#### What the exercise asks
The data below is to be returned in full and exactly.
====== Supplied data ======
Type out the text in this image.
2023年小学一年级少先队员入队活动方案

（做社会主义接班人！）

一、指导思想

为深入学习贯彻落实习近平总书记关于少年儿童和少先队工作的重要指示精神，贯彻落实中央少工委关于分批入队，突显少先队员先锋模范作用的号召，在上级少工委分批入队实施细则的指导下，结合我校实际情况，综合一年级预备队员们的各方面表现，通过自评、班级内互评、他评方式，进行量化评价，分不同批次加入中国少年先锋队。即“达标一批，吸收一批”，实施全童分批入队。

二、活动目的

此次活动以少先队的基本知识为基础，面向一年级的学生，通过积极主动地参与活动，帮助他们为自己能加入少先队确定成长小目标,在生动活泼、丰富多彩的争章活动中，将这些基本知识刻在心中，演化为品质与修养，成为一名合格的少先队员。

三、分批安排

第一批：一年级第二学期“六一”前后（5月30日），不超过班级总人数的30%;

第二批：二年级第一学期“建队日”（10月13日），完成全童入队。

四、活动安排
======
#### Answer to the problem
Type out the text in this image.
2023年小学一年级少先队员入队活动方案

（做社会主义接班人！）

一、指导思想

为深入学习贯彻落实习近平总书记关于少年儿童和少先队工作的重要指示精神，贯彻落实中央少工委关于分批入队，突显少先队员先锋模范作用的号召，在上级少工委分批入队实施细则的指导下，结合我校实际情况，综合一年级预备队员们的各方面表现，通过自评、班级内互评、他评方式，进行量化评价，分不同批次加入中国少年先锋队。即“达标一批，吸收一批”，实施全童分批入队。

二、活动目的

此次活动以少先队的基本知识为基础，面向一年级的学生，通过积极主动地参与活动，帮助他们为自己能加入少先队确定成长小目标,在生动活泼、丰富多彩的争章活动中，将这些基本知识刻在心中，演化为品质与修养，成为一名合格的少先队员。

三、分批安排

第一批：一年级第二学期“六一”前后（5月30日），不超过班级总人数的30%;

第二批：二年级第一学期“建队日”（10月13日），完成全童入队。

四、活动安排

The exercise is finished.